Exercise details ->
Set down every entry word for word. Omit the pictures.

Working data ->
^^^^

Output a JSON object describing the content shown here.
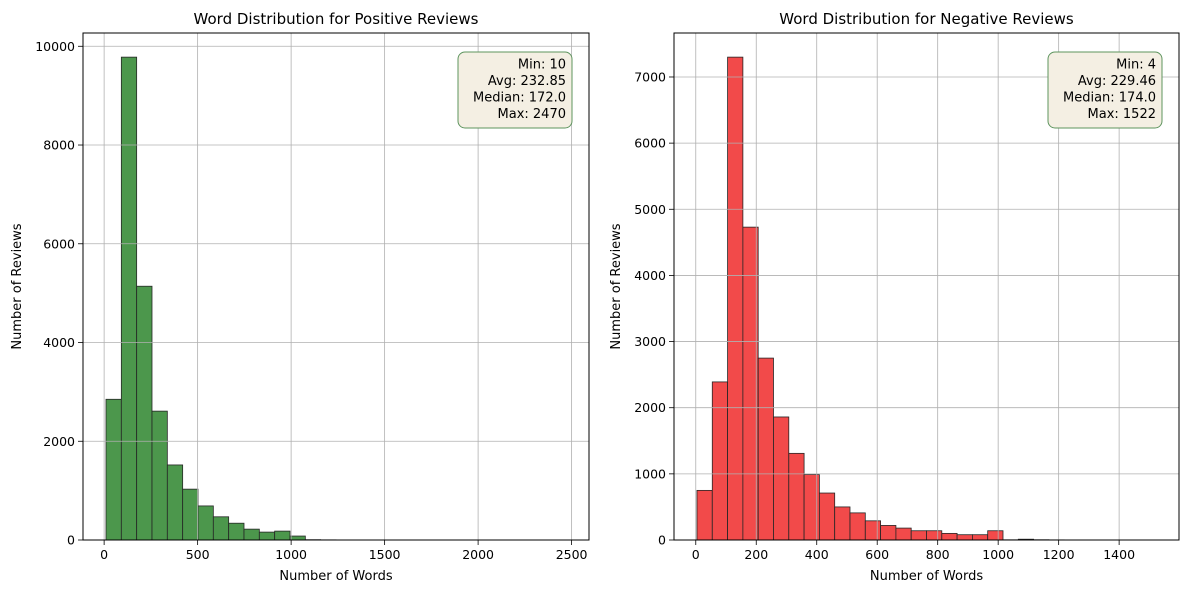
{
  "style": {
    "background": "#ffffff",
    "grid_color": "#b0b0b0",
    "axis_color": "#000000"
  },
  "chart_data": [
    {
      "type": "bar",
      "title": "Word Distribution for Positive Reviews",
      "xlabel": "Number of Words",
      "ylabel": "Number of Reviews",
      "bin_range": [
        10,
        2470
      ],
      "bins": 30,
      "counts": [
        2850,
        9780,
        5140,
        2610,
        1520,
        1030,
        690,
        470,
        340,
        220,
        160,
        180,
        80,
        6,
        3,
        2,
        1,
        1,
        0,
        1,
        0,
        0,
        0,
        0,
        0,
        0,
        0,
        0,
        0,
        1
      ],
      "xlim": [
        -113,
        2593
      ],
      "ylim": [
        0,
        10269
      ],
      "xticks": [
        0,
        500,
        1000,
        1500,
        2000,
        2500
      ],
      "xtick_labels": [
        "0",
        "500",
        "1000",
        "1500",
        "2000",
        "2500"
      ],
      "yticks": [
        0,
        2000,
        4000,
        6000,
        8000,
        10000
      ],
      "ytick_labels": [
        "0",
        "2000",
        "4000",
        "6000",
        "8000",
        "10000"
      ],
      "grid": true,
      "bar_color": "#4c974c",
      "edge_color": "#262626",
      "stats": [
        "Min: 10",
        "Avg: 232.85",
        "Median: 172.0",
        "Max: 2470"
      ],
      "stats_box_color": "#f4efe3",
      "stats_border_color": "#5e945e"
    },
    {
      "type": "bar",
      "title": "Word Distribution for Negative Reviews",
      "xlabel": "Number of Words",
      "ylabel": "Number of Reviews",
      "bin_range": [
        4,
        1522
      ],
      "bins": 30,
      "counts": [
        750,
        2390,
        7300,
        4730,
        2750,
        1860,
        1310,
        990,
        710,
        500,
        410,
        290,
        220,
        180,
        140,
        140,
        100,
        80,
        80,
        140,
        3,
        12,
        4,
        2,
        1,
        1,
        0,
        1,
        0,
        1
      ],
      "xlim": [
        -72,
        1598
      ],
      "ylim": [
        0,
        7665
      ],
      "xticks": [
        0,
        200,
        400,
        600,
        800,
        1000,
        1200,
        1400
      ],
      "xtick_labels": [
        "0",
        "200",
        "400",
        "600",
        "800",
        "1000",
        "1200",
        "1400"
      ],
      "yticks": [
        0,
        1000,
        2000,
        3000,
        4000,
        5000,
        6000,
        7000
      ],
      "ytick_labels": [
        "0",
        "1000",
        "2000",
        "3000",
        "4000",
        "5000",
        "6000",
        "7000"
      ],
      "grid": true,
      "bar_color": "#f24a4a",
      "edge_color": "#262626",
      "stats": [
        "Min: 4",
        "Avg: 229.46",
        "Median: 174.0",
        "Max: 1522"
      ],
      "stats_box_color": "#f4efe3",
      "stats_border_color": "#5e945e"
    }
  ]
}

^^^^

Answer to the exercise ->
Output a JSON object describing the content shown here.
{
  "style": {
    "background": "#ffffff",
    "grid_color": "#b0b0b0",
    "axis_color": "#000000"
  },
  "chart_data": [
    {
      "type": "bar",
      "title": "Word Distribution for Positive Reviews",
      "xlabel": "Number of Words",
      "ylabel": "Number of Reviews",
      "bin_range": [
        10,
        2470
      ],
      "bins": 30,
      "counts": [
        2850,
        9780,
        5140,
        2610,
        1520,
        1030,
        690,
        470,
        340,
        220,
        160,
        180,
        80,
        6,
        3,
        2,
        1,
        1,
        0,
        1,
        0,
        0,
        0,
        0,
        0,
        0,
        0,
        0,
        0,
        1
      ],
      "xlim": [
        -113,
        2593
      ],
      "ylim": [
        0,
        10269
      ],
      "xticks": [
        0,
        500,
        1000,
        1500,
        2000,
        2500
      ],
      "xtick_labels": [
        "0",
        "500",
        "1000",
        "1500",
        "2000",
        "2500"
      ],
      "yticks": [
        0,
        2000,
        4000,
        6000,
        8000,
        10000
      ],
      "ytick_labels": [
        "0",
        "2000",
        "4000",
        "6000",
        "8000",
        "10000"
      ],
      "grid": true,
      "bar_color": "#4c974c",
      "edge_color": "#262626",
      "stats": [
        "Min: 10",
        "Avg: 232.85",
        "Median: 172.0",
        "Max: 2470"
      ],
      "stats_box_color": "#f4efe3",
      "stats_border_color": "#5e945e"
    },
    {
      "type": "bar",
      "title": "Word Distribution for Negative Reviews",
      "xlabel": "Number of Words",
      "ylabel": "Number of Reviews",
      "bin_range": [
        4,
        1522
      ],
      "bins": 30,
      "counts": [
        750,
        2390,
        7300,
        4730,
        2750,
        1860,
        1310,
        990,
        710,
        500,
        410,
        290,
        220,
        180,
        140,
        140,
        100,
        80,
        80,
        140,
        3,
        12,
        4,
        2,
        1,
        1,
        0,
        1,
        0,
        1
      ],
      "xlim": [
        -72,
        1598
      ],
      "ylim": [
        0,
        7665
      ],
      "xticks": [
        0,
        200,
        400,
        600,
        800,
        1000,
        1200,
        1400
      ],
      "xtick_labels": [
        "0",
        "200",
        "400",
        "600",
        "800",
        "1000",
        "1200",
        "1400"
      ],
      "yticks": [
        0,
        1000,
        2000,
        3000,
        4000,
        5000,
        6000,
        7000
      ],
      "ytick_labels": [
        "0",
        "1000",
        "2000",
        "3000",
        "4000",
        "5000",
        "6000",
        "7000"
      ],
      "grid": true,
      "bar_color": "#f24a4a",
      "edge_color": "#262626",
      "stats": [
        "Min: 4",
        "Avg: 229.46",
        "Median: 174.0",
        "Max: 1522"
      ],
      "stats_box_color": "#f4efe3",
      "stats_border_color": "#5e945e"
    }
  ]
}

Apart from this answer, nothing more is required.